• **SHORT TASK**
Write out every line of the records as a numbered list, skipping blank lines and leaving out the pictures.

Item position entries
□ □ □ □ □
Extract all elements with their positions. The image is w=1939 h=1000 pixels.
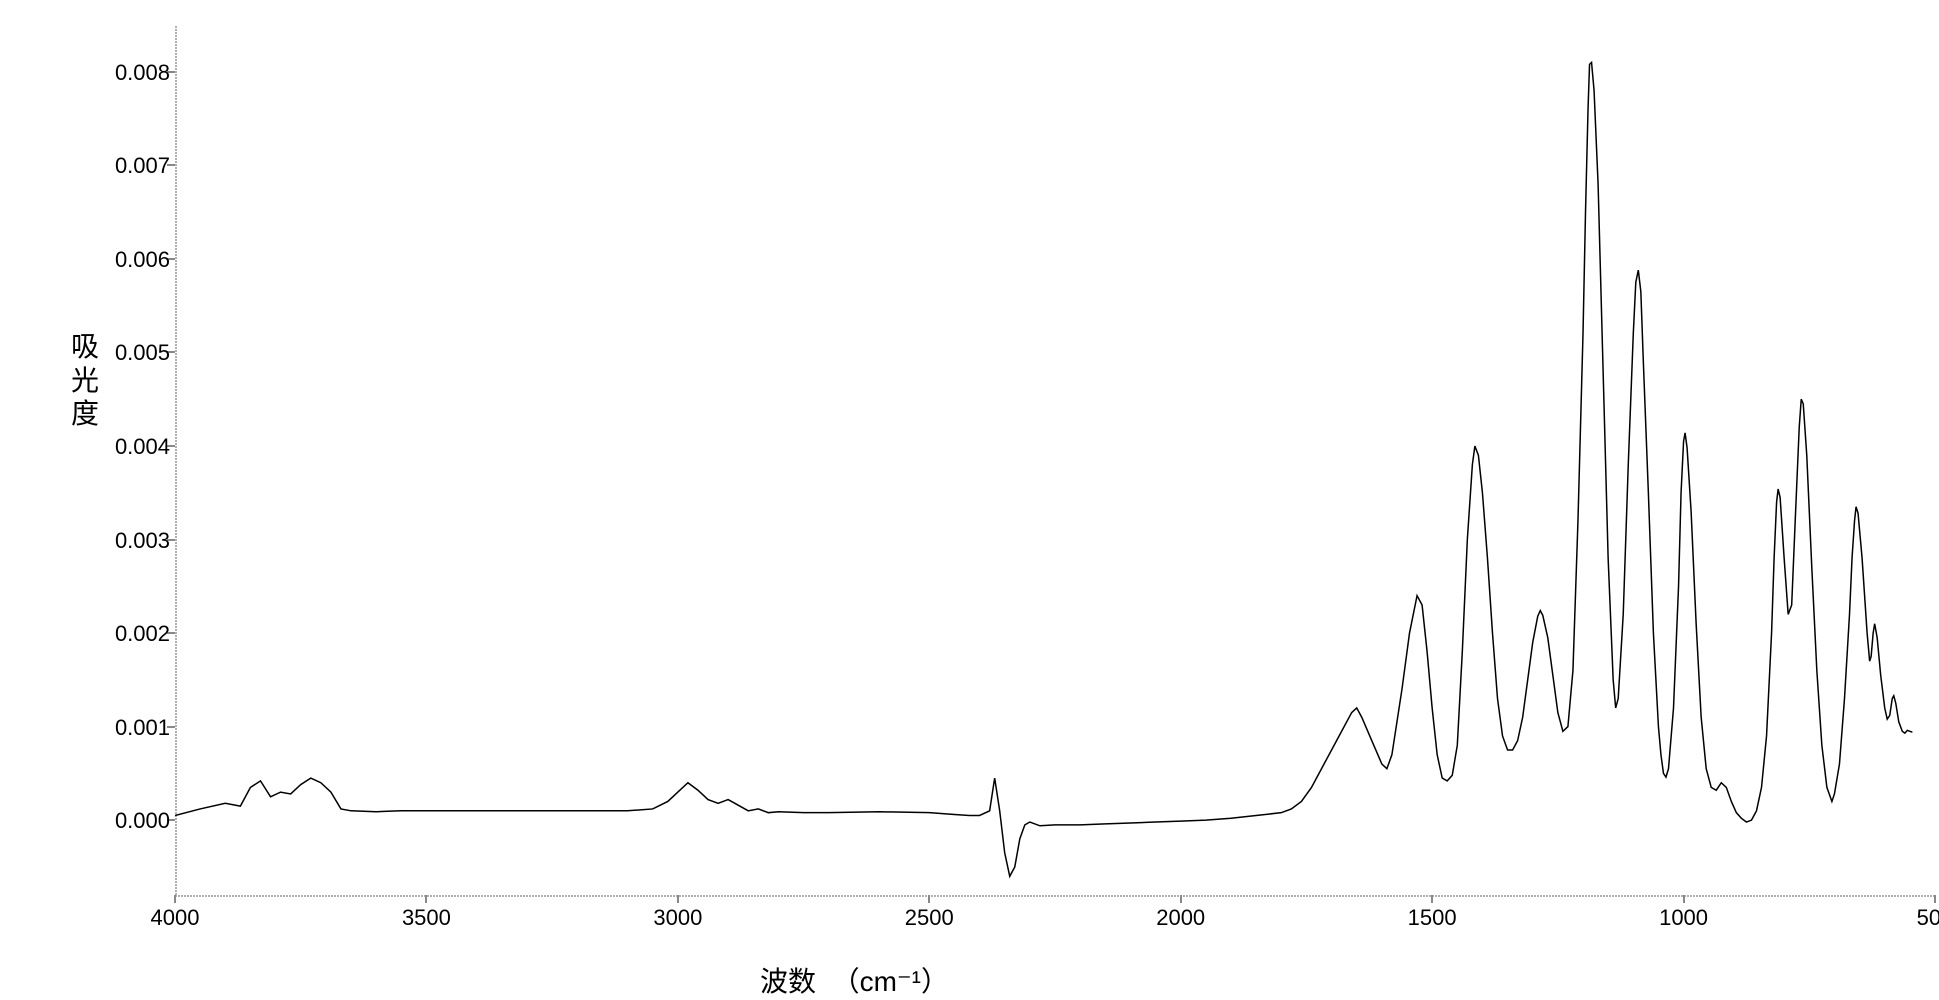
x-tick [677, 895, 679, 903]
x-tick [174, 895, 176, 903]
x-tick [1180, 895, 1182, 903]
x-tick-label: 1000 [1644, 905, 1724, 931]
y-tick-label: 0.000 [100, 808, 170, 834]
x-axis-line [175, 895, 1935, 897]
x-tick [425, 895, 427, 903]
spectrum-line [175, 25, 1935, 895]
y-axis-label: 吸光度 [70, 330, 100, 431]
x-tick-label: 2000 [1141, 905, 1221, 931]
y-tick-label: 0.002 [100, 621, 170, 647]
y-tick-label: 0.007 [100, 153, 170, 179]
x-tick-label: 500 [1895, 905, 1939, 931]
x-tick-label: 3500 [386, 905, 466, 931]
y-tick-label: 0.001 [100, 715, 170, 741]
y-tick-label: 0.004 [100, 434, 170, 460]
plot-area: 0.0000.0010.0020.0030.0040.0050.0060.007… [175, 25, 1935, 895]
x-axis-label: 波数 （cm⁻¹） [760, 960, 949, 1000]
x-tick-label: 4000 [135, 905, 215, 931]
x-tick-label: 3000 [638, 905, 718, 931]
x-tick-label: 2500 [889, 905, 969, 931]
x-tick-label: 1500 [1392, 905, 1472, 931]
x-tick [1683, 895, 1685, 903]
x-tick [1431, 895, 1433, 903]
y-tick-label: 0.005 [100, 340, 170, 366]
y-tick-label: 0.003 [100, 528, 170, 554]
y-tick-label: 0.006 [100, 247, 170, 273]
x-tick [928, 895, 930, 903]
x-tick [1934, 895, 1936, 903]
ir-spectrum-chart: 吸光度 0.000 0.001 0.002 0.003 0.004 0.005 0.006 0… [60, 20, 1920, 940]
y-tick-label: 0.008 [100, 60, 170, 86]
□ □ □ □ □
• **WRITTEN RESPONSE**
1. Extract all elements with their positions. The image is w=1939 h=1000 pixels.
2. x-tick [677, 895, 679, 903]
3. x-tick [174, 895, 176, 903]
4. x-tick [1180, 895, 1182, 903]
5. x-tick-label: 1000 [1644, 905, 1724, 931]
6. y-tick-label: 0.000 [100, 808, 170, 834]
7. x-axis-line [175, 895, 1935, 897]
8. x-tick [425, 895, 427, 903]
9. spectrum-line [175, 25, 1935, 895]
10. y-axis-label: 吸光度 [70, 330, 100, 431]
11. x-tick-label: 2000 [1141, 905, 1221, 931]
12. y-tick-label: 0.002 [100, 621, 170, 647]
13. y-tick-label: 0.007 [100, 153, 170, 179]
14. x-tick-label: 500 [1895, 905, 1939, 931]
15. x-tick-label: 3500 [386, 905, 466, 931]
16. y-tick-label: 0.001 [100, 715, 170, 741]
17. y-tick-label: 0.004 [100, 434, 170, 460]
18. plot-area: 0.0000.0010.0020.0030.0040.0050.0060.007… [175, 25, 1935, 895]
19. x-axis-label: 波数 （cm⁻¹） [760, 960, 949, 1000]
20. x-tick-label: 4000 [135, 905, 215, 931]
21. x-tick-label: 3000 [638, 905, 718, 931]
22. x-tick-label: 2500 [889, 905, 969, 931]
23. x-tick-label: 1500 [1392, 905, 1472, 931]
24. x-tick [1683, 895, 1685, 903]
25. x-tick [1431, 895, 1433, 903]
26. y-tick-label: 0.005 [100, 340, 170, 366]
27. y-tick-label: 0.003 [100, 528, 170, 554]
28. y-tick-label: 0.006 [100, 247, 170, 273]
29. x-tick [928, 895, 930, 903]
30. x-tick [1934, 895, 1936, 903]
31. ir-spectrum-chart: 吸光度 0.000 0.001 0.002 0.003 0.004 0.005 0.006 0… [60, 20, 1920, 940]
32. y-tick-label: 0.008 [100, 60, 170, 86]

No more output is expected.